**What is being asked:** State how many lines hold the word "xinyuwenchuang", with no other words.

-- begin Records for the task --

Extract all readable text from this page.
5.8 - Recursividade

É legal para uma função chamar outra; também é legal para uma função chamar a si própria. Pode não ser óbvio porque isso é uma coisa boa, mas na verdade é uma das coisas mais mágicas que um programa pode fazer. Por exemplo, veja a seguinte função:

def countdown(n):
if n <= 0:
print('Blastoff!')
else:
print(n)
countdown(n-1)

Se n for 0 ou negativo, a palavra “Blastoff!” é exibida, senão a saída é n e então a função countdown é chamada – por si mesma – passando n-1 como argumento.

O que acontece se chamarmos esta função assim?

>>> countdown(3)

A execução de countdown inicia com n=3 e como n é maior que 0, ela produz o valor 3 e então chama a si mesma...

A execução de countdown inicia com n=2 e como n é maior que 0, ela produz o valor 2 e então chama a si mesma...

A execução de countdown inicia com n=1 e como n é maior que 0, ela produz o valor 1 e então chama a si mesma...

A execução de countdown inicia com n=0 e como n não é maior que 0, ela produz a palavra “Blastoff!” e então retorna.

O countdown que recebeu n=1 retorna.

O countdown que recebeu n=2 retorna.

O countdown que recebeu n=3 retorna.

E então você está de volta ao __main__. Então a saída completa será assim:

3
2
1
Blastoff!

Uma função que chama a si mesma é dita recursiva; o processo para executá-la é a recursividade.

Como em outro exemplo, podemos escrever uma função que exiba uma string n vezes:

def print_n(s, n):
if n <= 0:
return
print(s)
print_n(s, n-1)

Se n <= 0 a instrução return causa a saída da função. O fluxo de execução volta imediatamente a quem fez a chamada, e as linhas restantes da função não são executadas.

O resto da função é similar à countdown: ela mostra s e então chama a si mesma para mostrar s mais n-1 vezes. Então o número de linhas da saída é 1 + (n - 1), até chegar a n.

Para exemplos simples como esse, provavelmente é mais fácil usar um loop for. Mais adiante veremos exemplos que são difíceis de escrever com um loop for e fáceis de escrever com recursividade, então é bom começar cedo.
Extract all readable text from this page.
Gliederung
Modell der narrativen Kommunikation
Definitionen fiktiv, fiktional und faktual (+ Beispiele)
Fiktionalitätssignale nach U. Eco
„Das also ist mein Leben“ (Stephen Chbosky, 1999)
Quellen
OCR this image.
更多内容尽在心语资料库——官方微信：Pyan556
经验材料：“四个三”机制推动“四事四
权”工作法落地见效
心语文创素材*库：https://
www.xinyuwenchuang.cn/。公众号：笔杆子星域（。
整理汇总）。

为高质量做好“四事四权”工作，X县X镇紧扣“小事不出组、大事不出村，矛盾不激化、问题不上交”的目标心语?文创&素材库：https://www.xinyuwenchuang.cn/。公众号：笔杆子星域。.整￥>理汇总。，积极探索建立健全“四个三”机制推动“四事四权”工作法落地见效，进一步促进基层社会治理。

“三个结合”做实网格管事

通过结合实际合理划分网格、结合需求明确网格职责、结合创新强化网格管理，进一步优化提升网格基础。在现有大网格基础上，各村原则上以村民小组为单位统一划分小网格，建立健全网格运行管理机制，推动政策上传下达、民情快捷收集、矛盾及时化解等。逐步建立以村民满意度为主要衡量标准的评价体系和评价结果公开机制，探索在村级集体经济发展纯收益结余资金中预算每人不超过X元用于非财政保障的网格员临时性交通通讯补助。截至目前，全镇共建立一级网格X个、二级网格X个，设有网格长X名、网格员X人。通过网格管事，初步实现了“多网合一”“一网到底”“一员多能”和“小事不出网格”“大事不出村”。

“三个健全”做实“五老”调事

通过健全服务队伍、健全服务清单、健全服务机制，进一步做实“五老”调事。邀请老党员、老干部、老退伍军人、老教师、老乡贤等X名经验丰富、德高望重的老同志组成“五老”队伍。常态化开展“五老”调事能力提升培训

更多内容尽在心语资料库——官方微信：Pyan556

-- end Records for the task --

**The reply:** 2